DATASET EXTRACT -
** START **

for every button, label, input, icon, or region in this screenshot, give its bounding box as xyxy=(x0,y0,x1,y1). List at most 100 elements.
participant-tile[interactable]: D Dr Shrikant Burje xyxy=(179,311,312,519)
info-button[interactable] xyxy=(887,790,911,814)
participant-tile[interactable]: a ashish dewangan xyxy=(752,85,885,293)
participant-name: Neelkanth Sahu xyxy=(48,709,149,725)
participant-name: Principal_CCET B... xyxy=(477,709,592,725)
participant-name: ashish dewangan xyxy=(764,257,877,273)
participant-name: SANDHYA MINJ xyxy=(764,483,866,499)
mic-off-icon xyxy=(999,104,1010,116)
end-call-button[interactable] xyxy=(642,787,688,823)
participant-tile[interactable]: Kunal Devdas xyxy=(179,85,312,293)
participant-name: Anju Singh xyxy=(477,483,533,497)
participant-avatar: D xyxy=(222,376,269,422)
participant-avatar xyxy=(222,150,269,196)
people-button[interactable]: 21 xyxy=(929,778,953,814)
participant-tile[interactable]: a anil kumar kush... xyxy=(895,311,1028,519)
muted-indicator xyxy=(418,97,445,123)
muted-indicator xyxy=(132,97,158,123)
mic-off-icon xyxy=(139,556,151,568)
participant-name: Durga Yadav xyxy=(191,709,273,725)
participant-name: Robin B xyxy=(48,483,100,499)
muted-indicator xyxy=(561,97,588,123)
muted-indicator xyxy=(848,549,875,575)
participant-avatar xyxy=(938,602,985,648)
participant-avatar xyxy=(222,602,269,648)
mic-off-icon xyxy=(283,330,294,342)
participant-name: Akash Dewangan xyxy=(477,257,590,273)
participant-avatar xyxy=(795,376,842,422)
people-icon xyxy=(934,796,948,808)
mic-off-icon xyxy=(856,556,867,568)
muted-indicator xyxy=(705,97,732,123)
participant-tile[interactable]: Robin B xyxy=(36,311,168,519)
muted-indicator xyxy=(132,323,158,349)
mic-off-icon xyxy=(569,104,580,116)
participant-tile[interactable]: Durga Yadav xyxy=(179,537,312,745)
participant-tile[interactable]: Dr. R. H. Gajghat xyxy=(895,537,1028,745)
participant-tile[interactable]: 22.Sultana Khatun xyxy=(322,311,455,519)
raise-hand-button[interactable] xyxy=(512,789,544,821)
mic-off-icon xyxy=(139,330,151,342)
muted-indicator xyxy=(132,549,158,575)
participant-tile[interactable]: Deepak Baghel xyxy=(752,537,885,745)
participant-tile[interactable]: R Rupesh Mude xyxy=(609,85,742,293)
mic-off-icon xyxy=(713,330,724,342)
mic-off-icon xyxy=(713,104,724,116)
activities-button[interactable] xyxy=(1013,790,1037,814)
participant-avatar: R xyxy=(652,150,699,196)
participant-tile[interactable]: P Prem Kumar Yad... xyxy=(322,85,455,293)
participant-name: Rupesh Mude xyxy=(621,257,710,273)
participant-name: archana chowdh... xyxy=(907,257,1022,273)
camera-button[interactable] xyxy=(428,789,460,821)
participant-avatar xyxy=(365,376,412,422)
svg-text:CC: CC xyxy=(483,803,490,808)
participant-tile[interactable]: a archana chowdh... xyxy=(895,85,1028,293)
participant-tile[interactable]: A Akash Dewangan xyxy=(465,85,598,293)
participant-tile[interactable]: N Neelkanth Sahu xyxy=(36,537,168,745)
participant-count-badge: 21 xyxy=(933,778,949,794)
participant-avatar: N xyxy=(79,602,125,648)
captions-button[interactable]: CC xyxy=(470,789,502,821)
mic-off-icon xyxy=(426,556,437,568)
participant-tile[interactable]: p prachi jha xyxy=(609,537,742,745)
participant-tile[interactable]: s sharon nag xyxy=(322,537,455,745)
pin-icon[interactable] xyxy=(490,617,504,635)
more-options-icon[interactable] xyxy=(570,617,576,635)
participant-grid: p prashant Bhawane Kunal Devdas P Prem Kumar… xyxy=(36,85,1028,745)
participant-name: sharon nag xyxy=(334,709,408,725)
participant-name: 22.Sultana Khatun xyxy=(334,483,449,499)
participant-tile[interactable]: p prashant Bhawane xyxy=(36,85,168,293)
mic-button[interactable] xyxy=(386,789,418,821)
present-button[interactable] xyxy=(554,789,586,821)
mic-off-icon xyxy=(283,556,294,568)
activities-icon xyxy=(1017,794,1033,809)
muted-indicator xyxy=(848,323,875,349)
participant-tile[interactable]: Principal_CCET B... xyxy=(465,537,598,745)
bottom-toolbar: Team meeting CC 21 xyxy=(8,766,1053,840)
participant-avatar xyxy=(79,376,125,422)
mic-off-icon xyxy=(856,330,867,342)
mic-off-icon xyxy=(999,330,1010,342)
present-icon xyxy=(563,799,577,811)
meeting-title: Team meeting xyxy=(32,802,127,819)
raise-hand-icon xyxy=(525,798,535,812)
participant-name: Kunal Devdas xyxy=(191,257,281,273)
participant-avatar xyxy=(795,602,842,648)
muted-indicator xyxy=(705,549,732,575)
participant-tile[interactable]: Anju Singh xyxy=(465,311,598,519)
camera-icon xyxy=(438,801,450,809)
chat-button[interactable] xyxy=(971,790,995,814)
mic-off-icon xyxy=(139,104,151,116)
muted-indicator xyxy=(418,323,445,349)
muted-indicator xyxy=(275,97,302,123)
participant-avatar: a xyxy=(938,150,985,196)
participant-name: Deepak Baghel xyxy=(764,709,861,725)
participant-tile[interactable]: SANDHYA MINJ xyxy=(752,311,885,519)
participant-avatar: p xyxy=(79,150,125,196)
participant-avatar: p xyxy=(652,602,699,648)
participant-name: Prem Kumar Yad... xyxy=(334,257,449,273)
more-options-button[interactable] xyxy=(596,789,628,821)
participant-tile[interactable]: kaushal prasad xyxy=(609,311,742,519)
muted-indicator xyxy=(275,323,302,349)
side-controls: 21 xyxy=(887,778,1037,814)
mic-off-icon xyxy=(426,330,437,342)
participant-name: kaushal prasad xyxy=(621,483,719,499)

** END **

TO DO - Update the entries above by changing every "muted-indicator" to "mute-status-icon", and keep everything else the same.

FULL RESPONSE -
for every button, label, input, icon, or region in this screenshot, give its bounding box as xyxy=(x0,y0,x1,y1). List at most 100 elements.
participant-tile[interactable]: D Dr Shrikant Burje xyxy=(179,311,312,519)
info-button[interactable] xyxy=(887,790,911,814)
participant-tile[interactable]: a ashish dewangan xyxy=(752,85,885,293)
participant-name: Neelkanth Sahu xyxy=(48,709,149,725)
participant-name: Principal_CCET B... xyxy=(477,709,592,725)
participant-name: ashish dewangan xyxy=(764,257,877,273)
participant-name: SANDHYA MINJ xyxy=(764,483,866,499)
mic-off-icon xyxy=(999,104,1010,116)
end-call-button[interactable] xyxy=(642,787,688,823)
participant-tile[interactable]: Kunal Devdas xyxy=(179,85,312,293)
participant-name: Anju Singh xyxy=(477,483,533,497)
participant-avatar: D xyxy=(222,376,269,422)
participant-avatar xyxy=(222,150,269,196)
people-button[interactable]: 21 xyxy=(929,778,953,814)
participant-tile[interactable]: a anil kumar kush... xyxy=(895,311,1028,519)
mute-status-icon xyxy=(418,97,445,123)
mute-status-icon xyxy=(132,97,158,123)
mic-off-icon xyxy=(139,556,151,568)
participant-name: Durga Yadav xyxy=(191,709,273,725)
participant-name: Robin B xyxy=(48,483,100,499)
mute-status-icon xyxy=(561,97,588,123)
mute-status-icon xyxy=(848,549,875,575)
participant-avatar xyxy=(938,602,985,648)
participant-avatar xyxy=(222,602,269,648)
mic-off-icon xyxy=(283,330,294,342)
participant-name: Akash Dewangan xyxy=(477,257,590,273)
participant-avatar xyxy=(795,376,842,422)
people-icon xyxy=(934,796,948,808)
mic-off-icon xyxy=(856,556,867,568)
mute-status-icon xyxy=(705,97,732,123)
participant-tile[interactable]: Robin B xyxy=(36,311,168,519)
mute-status-icon xyxy=(132,323,158,349)
mic-off-icon xyxy=(569,104,580,116)
participant-tile[interactable]: Durga Yadav xyxy=(179,537,312,745)
participant-tile[interactable]: Dr. R. H. Gajghat xyxy=(895,537,1028,745)
participant-tile[interactable]: 22.Sultana Khatun xyxy=(322,311,455,519)
raise-hand-button[interactable] xyxy=(512,789,544,821)
mic-off-icon xyxy=(139,330,151,342)
mute-status-icon xyxy=(132,549,158,575)
participant-tile[interactable]: Deepak Baghel xyxy=(752,537,885,745)
participant-tile[interactable]: R Rupesh Mude xyxy=(609,85,742,293)
mic-off-icon xyxy=(713,330,724,342)
mic-off-icon xyxy=(713,104,724,116)
activities-button[interactable] xyxy=(1013,790,1037,814)
participant-avatar: R xyxy=(652,150,699,196)
participant-tile[interactable]: P Prem Kumar Yad... xyxy=(322,85,455,293)
participant-name: Rupesh Mude xyxy=(621,257,710,273)
participant-name: archana chowdh... xyxy=(907,257,1022,273)
camera-button[interactable] xyxy=(428,789,460,821)
participant-avatar xyxy=(365,376,412,422)
svg-text:CC: CC xyxy=(483,803,490,808)
participant-tile[interactable]: a archana chowdh... xyxy=(895,85,1028,293)
participant-tile[interactable]: A Akash Dewangan xyxy=(465,85,598,293)
participant-tile[interactable]: N Neelkanth Sahu xyxy=(36,537,168,745)
participant-count-badge: 21 xyxy=(933,778,949,794)
participant-avatar: N xyxy=(79,602,125,648)
captions-button[interactable]: CC xyxy=(470,789,502,821)
mic-off-icon xyxy=(426,556,437,568)
participant-tile[interactable]: p prachi jha xyxy=(609,537,742,745)
participant-tile[interactable]: s sharon nag xyxy=(322,537,455,745)
pin-icon[interactable] xyxy=(490,617,504,635)
more-options-icon[interactable] xyxy=(570,617,576,635)
participant-grid: p prashant Bhawane Kunal Devdas P Prem Kumar… xyxy=(36,85,1028,745)
participant-name: sharon nag xyxy=(334,709,408,725)
participant-name: 22.Sultana Khatun xyxy=(334,483,449,499)
participant-tile[interactable]: p prashant Bhawane xyxy=(36,85,168,293)
mic-button[interactable] xyxy=(386,789,418,821)
present-button[interactable] xyxy=(554,789,586,821)
mic-off-icon xyxy=(283,556,294,568)
activities-icon xyxy=(1017,794,1033,809)
mute-status-icon xyxy=(848,323,875,349)
participant-tile[interactable]: Principal_CCET B... xyxy=(465,537,598,745)
bottom-toolbar: Team meeting CC 21 xyxy=(8,766,1053,840)
participant-avatar xyxy=(79,376,125,422)
mic-off-icon xyxy=(856,330,867,342)
mic-off-icon xyxy=(999,330,1010,342)
present-icon xyxy=(563,799,577,811)
meeting-title: Team meeting xyxy=(32,802,127,819)
raise-hand-icon xyxy=(525,798,535,812)
participant-name: Kunal Devdas xyxy=(191,257,281,273)
participant-avatar xyxy=(795,602,842,648)
mute-status-icon xyxy=(705,549,732,575)
participant-tile[interactable]: Anju Singh xyxy=(465,311,598,519)
camera-icon xyxy=(438,801,450,809)
chat-button[interactable] xyxy=(971,790,995,814)
mic-off-icon xyxy=(139,104,151,116)
mute-status-icon xyxy=(418,323,445,349)
mute-status-icon xyxy=(275,97,302,123)
participant-avatar: a xyxy=(938,150,985,196)
participant-name: Deepak Baghel xyxy=(764,709,861,725)
participant-tile[interactable]: SANDHYA MINJ xyxy=(752,311,885,519)
participant-avatar: p xyxy=(79,150,125,196)
participant-avatar: p xyxy=(652,602,699,648)
participant-name: Prem Kumar Yad... xyxy=(334,257,449,273)
more-options-button[interactable] xyxy=(596,789,628,821)
participant-tile[interactable]: kaushal prasad xyxy=(609,311,742,519)
mute-status-icon xyxy=(275,323,302,349)
side-controls: 21 xyxy=(887,778,1037,814)
mic-off-icon xyxy=(426,330,437,342)
participant-name: kaushal prasad xyxy=(621,483,719,499)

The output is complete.